───── Given records

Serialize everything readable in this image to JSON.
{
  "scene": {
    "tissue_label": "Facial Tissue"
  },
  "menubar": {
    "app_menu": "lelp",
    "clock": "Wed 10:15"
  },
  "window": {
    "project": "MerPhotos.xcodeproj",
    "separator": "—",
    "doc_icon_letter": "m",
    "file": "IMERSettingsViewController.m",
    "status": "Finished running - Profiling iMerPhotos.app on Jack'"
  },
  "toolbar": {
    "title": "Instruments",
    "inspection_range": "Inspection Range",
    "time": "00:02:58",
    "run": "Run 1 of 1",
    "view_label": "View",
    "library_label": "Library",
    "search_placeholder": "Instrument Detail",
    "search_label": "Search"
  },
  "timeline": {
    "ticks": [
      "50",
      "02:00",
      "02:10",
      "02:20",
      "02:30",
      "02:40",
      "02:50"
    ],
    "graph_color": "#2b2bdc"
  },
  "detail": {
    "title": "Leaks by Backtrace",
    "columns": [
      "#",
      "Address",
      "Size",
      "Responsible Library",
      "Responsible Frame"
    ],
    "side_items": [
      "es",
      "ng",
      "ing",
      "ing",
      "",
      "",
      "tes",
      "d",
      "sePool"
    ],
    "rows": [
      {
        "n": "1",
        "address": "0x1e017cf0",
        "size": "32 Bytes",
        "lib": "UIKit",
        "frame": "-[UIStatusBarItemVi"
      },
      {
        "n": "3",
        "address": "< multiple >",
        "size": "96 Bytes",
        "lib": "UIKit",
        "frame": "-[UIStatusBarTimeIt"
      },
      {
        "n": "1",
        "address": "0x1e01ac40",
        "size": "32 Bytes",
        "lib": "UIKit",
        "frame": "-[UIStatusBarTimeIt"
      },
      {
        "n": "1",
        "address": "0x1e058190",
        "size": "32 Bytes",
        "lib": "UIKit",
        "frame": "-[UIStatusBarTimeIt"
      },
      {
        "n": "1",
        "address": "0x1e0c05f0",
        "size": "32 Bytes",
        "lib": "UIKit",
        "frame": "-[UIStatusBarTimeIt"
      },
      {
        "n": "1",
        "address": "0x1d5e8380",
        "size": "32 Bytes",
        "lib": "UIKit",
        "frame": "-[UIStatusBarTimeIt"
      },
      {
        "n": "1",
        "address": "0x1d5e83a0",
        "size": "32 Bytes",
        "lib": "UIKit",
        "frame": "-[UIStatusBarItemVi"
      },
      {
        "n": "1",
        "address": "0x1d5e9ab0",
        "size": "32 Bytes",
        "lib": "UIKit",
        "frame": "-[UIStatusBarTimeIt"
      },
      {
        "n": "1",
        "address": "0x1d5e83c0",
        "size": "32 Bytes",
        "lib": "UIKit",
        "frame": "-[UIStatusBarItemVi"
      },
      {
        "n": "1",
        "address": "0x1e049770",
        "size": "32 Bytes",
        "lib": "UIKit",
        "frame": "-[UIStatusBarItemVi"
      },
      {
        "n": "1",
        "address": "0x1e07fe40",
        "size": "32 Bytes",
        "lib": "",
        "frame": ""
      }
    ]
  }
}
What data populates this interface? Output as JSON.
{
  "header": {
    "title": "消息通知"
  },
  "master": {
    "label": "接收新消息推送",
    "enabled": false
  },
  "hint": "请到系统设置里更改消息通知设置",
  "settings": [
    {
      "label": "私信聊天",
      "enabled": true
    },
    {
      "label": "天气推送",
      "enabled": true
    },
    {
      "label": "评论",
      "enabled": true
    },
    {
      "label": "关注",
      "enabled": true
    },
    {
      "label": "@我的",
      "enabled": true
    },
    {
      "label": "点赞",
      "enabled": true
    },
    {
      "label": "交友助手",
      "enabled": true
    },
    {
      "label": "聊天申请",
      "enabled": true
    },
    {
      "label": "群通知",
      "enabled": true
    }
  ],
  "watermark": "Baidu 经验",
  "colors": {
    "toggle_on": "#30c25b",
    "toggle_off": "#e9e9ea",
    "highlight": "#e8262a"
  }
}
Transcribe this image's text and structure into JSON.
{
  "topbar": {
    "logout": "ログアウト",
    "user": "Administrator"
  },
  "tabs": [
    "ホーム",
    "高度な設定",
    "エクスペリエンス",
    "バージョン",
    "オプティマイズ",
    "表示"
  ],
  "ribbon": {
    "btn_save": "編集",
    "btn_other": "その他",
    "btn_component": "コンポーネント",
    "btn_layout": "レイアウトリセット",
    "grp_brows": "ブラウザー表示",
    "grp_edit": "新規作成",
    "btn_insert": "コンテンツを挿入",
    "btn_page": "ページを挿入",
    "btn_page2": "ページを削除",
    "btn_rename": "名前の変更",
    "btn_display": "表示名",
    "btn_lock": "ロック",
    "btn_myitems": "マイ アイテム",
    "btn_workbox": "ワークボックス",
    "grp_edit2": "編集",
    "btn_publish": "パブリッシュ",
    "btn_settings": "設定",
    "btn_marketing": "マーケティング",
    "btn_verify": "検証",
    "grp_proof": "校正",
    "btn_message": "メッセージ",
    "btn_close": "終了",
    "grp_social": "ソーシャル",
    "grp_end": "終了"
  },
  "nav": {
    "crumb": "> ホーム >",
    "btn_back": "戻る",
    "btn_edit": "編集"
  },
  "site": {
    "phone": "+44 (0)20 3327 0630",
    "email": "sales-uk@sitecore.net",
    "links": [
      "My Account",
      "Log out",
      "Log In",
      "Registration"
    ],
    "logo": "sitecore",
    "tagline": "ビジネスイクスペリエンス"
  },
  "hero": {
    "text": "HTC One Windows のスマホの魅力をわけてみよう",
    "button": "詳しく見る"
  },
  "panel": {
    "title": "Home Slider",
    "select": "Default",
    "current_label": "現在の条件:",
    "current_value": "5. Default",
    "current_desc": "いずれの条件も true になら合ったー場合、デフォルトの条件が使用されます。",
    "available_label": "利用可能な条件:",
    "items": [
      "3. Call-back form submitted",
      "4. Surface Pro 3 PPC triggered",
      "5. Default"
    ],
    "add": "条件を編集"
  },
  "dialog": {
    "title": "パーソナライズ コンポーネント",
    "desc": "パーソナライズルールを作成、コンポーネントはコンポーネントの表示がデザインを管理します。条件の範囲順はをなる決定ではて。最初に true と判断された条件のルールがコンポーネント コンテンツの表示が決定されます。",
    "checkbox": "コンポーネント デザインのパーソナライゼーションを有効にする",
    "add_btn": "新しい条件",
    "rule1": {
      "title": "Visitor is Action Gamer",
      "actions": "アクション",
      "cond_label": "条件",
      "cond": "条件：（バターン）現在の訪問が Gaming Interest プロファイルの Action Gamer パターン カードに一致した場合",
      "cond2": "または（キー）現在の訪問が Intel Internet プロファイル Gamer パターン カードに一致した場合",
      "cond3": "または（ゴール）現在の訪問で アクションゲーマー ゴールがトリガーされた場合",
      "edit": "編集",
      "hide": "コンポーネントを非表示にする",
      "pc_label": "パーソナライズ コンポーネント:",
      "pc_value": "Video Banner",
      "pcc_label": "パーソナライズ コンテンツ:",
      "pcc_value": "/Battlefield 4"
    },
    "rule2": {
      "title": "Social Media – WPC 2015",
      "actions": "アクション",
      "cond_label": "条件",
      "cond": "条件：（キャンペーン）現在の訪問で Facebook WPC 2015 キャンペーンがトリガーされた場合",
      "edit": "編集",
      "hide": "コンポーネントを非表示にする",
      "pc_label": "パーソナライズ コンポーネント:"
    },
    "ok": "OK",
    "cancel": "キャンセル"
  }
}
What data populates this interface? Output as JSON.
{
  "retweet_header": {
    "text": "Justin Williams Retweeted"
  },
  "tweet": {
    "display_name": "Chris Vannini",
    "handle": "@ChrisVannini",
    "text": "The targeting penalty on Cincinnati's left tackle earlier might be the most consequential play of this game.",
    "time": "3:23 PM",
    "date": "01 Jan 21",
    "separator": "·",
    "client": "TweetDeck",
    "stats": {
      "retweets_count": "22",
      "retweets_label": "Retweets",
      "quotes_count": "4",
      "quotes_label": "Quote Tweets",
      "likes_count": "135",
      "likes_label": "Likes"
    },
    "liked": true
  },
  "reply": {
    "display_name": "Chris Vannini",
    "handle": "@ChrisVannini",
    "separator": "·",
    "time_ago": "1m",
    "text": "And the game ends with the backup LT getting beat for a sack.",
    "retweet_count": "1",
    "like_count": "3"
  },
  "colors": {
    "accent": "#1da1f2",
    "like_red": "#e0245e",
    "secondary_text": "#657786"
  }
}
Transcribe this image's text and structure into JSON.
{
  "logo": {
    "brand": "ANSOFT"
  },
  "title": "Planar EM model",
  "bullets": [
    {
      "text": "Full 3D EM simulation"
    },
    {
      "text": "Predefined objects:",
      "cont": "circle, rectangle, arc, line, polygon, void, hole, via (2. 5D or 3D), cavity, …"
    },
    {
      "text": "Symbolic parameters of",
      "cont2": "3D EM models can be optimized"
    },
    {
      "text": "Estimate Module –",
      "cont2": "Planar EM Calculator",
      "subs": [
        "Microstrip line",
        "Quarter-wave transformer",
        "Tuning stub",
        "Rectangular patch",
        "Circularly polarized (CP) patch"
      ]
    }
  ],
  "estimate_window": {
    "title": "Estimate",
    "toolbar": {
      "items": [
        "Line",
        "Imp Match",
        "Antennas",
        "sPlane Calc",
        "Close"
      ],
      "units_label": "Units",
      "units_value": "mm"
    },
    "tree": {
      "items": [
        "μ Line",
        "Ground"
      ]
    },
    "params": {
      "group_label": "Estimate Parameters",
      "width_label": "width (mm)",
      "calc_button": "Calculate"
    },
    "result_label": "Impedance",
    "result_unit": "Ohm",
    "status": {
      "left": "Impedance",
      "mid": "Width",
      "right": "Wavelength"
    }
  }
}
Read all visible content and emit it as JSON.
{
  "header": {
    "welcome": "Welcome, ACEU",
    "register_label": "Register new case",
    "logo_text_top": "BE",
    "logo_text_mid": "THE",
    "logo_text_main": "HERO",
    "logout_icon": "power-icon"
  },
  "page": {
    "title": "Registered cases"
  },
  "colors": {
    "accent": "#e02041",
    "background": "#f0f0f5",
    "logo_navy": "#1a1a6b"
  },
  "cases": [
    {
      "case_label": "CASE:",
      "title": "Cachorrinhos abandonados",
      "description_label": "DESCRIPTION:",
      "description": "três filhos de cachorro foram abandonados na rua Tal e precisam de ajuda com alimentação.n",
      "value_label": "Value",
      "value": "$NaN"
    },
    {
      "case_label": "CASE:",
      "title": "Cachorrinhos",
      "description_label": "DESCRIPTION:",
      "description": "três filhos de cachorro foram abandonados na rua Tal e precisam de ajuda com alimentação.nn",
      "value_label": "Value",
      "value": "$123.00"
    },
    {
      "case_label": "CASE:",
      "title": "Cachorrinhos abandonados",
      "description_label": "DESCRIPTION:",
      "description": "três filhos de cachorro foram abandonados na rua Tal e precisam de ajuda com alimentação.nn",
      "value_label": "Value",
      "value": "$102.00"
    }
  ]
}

──────────

Pull every line containing "left" from the data.

    "text": "The targeting penalty on Cincinnati's left tackle earlier might be the most consequential play of this game.",
      "left": "Impedance",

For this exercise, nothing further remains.